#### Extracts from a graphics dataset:

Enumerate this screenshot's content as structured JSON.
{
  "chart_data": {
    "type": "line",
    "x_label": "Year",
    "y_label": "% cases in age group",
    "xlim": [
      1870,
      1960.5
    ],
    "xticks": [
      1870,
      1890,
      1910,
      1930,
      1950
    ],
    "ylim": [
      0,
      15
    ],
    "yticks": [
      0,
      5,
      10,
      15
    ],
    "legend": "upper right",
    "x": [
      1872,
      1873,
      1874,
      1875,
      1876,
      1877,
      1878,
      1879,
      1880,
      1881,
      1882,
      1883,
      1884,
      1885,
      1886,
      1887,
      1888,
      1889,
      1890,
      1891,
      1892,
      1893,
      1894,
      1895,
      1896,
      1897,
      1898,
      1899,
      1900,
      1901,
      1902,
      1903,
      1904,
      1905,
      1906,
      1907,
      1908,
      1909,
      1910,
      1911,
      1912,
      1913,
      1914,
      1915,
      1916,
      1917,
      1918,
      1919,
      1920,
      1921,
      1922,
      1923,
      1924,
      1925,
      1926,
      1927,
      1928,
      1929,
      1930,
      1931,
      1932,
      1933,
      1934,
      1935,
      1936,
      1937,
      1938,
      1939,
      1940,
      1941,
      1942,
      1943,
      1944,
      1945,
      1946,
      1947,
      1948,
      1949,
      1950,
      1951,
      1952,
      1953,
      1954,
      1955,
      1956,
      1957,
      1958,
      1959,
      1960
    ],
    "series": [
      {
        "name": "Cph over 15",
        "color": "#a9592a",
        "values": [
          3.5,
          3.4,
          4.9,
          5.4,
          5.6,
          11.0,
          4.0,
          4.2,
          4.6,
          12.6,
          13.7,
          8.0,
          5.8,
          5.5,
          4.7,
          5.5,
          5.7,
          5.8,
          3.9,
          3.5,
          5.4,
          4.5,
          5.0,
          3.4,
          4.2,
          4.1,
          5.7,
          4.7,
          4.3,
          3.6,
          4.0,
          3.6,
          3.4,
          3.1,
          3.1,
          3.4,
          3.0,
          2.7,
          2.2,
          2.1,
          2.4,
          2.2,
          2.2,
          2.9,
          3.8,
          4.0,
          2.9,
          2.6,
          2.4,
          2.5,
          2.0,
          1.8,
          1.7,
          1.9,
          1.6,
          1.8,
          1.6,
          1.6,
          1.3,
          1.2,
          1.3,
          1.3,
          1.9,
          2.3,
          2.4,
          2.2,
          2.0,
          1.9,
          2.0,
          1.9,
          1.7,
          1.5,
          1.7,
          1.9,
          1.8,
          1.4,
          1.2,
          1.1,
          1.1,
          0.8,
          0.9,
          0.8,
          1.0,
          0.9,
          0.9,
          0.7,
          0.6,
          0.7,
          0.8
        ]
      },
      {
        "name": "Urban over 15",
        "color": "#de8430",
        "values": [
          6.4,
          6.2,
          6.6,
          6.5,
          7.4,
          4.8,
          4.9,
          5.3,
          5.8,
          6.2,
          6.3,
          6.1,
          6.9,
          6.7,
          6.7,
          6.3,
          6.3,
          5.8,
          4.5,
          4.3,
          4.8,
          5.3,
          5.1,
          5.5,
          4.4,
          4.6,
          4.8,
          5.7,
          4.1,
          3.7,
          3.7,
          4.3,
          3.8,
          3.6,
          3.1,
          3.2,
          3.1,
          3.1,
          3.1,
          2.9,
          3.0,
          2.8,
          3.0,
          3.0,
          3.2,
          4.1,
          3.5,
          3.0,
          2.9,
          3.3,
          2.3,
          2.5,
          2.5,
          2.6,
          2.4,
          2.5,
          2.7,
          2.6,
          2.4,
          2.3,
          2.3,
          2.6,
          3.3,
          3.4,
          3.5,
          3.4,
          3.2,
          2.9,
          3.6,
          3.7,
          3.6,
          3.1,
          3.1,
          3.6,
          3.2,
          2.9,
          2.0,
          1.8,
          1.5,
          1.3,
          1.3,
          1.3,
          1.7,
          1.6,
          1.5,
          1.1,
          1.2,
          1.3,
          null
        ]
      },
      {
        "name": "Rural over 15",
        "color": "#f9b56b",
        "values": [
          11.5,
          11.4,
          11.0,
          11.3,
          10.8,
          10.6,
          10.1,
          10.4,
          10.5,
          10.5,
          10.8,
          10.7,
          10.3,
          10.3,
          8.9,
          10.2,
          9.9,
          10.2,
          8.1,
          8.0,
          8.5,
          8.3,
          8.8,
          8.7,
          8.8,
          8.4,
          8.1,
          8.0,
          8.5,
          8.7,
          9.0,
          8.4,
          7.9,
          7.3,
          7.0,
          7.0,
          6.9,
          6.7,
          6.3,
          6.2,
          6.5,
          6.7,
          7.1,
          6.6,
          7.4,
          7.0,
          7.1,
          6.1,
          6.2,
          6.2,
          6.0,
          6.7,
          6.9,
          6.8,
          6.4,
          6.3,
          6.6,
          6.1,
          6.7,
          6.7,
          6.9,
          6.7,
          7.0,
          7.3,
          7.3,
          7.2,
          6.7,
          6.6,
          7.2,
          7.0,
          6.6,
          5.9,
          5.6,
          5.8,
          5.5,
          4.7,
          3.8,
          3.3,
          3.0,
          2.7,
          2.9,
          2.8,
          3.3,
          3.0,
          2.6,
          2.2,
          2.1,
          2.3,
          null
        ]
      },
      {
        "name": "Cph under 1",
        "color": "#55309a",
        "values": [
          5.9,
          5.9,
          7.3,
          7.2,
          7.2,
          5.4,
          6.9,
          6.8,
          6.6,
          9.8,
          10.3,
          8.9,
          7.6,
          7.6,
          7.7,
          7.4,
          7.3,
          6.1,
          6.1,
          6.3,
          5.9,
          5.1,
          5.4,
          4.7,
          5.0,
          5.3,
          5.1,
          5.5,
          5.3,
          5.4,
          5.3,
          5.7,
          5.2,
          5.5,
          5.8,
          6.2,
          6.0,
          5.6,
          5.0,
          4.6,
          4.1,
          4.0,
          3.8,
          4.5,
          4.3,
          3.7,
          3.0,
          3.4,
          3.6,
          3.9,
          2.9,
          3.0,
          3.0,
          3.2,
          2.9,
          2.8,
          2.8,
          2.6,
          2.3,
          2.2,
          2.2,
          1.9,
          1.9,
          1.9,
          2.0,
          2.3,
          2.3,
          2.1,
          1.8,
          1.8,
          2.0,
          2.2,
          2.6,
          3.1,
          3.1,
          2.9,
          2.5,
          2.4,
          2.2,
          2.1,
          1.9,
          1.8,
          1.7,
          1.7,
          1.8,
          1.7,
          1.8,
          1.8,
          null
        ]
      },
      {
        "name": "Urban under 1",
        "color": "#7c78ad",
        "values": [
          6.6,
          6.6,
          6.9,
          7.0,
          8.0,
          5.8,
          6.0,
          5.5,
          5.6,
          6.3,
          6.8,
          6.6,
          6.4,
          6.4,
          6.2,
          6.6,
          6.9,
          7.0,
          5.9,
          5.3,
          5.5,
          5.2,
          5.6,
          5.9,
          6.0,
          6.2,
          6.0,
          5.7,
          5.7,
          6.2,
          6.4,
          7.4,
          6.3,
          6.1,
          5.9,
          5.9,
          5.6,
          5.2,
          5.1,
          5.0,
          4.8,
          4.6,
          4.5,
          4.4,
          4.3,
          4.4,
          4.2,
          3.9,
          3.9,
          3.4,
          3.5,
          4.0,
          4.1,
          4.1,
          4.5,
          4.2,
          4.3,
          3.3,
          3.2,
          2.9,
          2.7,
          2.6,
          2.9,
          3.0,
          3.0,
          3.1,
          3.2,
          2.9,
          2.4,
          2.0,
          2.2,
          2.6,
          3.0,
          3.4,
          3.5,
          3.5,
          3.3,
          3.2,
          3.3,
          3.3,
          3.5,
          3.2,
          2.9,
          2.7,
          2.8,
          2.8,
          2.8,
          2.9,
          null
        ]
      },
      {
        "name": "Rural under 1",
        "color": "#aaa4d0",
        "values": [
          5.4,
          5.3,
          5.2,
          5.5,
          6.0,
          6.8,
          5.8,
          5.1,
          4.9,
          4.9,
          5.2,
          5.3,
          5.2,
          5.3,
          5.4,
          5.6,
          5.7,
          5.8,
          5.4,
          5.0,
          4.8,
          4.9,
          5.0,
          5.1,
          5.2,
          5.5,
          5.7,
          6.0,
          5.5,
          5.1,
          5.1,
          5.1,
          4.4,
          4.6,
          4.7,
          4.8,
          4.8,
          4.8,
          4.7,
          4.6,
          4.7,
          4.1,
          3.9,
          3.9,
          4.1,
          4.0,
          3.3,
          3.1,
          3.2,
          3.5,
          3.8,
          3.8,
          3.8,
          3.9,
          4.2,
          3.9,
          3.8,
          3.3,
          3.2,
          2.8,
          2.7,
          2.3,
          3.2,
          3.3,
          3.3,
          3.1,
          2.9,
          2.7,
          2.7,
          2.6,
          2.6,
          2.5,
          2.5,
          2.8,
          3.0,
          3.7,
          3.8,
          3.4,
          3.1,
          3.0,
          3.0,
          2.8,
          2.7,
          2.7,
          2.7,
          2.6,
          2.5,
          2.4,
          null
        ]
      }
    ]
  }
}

#### EXERCISE TASK:
Collect the lines of the records that include the string "color".

#### REPLY:
        "color": "#a9592a",
        "color": "#de8430",
        "color": "#f9b56b",
        "color": "#55309a",
        "color": "#7c78ad",
        "color": "#aaa4d0",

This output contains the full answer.